• Dataset entries:

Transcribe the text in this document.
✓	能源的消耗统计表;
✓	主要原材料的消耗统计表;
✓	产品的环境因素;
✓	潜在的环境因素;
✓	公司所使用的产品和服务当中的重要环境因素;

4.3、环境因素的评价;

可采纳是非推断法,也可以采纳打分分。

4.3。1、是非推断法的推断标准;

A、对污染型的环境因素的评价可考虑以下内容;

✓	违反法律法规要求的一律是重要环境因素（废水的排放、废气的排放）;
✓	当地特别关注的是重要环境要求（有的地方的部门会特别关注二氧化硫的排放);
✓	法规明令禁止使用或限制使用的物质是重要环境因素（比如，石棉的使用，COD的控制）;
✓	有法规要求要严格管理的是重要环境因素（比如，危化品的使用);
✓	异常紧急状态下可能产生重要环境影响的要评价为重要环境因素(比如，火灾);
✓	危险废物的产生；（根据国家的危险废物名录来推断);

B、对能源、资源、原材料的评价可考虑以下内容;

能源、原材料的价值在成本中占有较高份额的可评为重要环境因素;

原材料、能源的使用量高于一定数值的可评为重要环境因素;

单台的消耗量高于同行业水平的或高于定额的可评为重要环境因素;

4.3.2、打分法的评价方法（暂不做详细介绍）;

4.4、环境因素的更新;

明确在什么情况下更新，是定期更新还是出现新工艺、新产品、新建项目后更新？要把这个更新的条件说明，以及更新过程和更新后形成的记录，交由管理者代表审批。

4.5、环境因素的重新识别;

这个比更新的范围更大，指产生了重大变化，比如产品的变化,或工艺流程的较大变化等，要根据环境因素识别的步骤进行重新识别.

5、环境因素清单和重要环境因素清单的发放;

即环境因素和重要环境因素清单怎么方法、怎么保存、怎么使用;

• Exercise prompt: Write out every line from the records above, word for word.

• Solution for this task:
Transcribe the text in this document.
✓	能源的消耗统计表;
✓	主要原材料的消耗统计表;
✓	产品的环境因素;
✓	潜在的环境因素;
✓	公司所使用的产品和服务当中的重要环境因素;

4.3、环境因素的评价;

可采纳是非推断法,也可以采纳打分分。

4.3。1、是非推断法的推断标准;

A、对污染型的环境因素的评价可考虑以下内容;

✓	违反法律法规要求的一律是重要环境因素（废水的排放、废气的排放）;
✓	当地特别关注的是重要环境要求（有的地方的部门会特别关注二氧化硫的排放);
✓	法规明令禁止使用或限制使用的物质是重要环境因素（比如，石棉的使用，COD的控制）;
✓	有法规要求要严格管理的是重要环境因素（比如，危化品的使用);
✓	异常紧急状态下可能产生重要环境影响的要评价为重要环境因素(比如，火灾);
✓	危险废物的产生；（根据国家的危险废物名录来推断);

B、对能源、资源、原材料的评价可考虑以下内容;

能源、原材料的价值在成本中占有较高份额的可评为重要环境因素;

原材料、能源的使用量高于一定数值的可评为重要环境因素;

单台的消耗量高于同行业水平的或高于定额的可评为重要环境因素;

4.3.2、打分法的评价方法（暂不做详细介绍）;

4.4、环境因素的更新;

明确在什么情况下更新，是定期更新还是出现新工艺、新产品、新建项目后更新？要把这个更新的条件说明，以及更新过程和更新后形成的记录，交由管理者代表审批。

4.5、环境因素的重新识别;

这个比更新的范围更大，指产生了重大变化，比如产品的变化,或工艺流程的较大变化等，要根据环境因素识别的步骤进行重新识别.

5、环境因素清单和重要环境因素清单的发放;

即环境因素和重要环境因素清单怎么方法、怎么保存、怎么使用;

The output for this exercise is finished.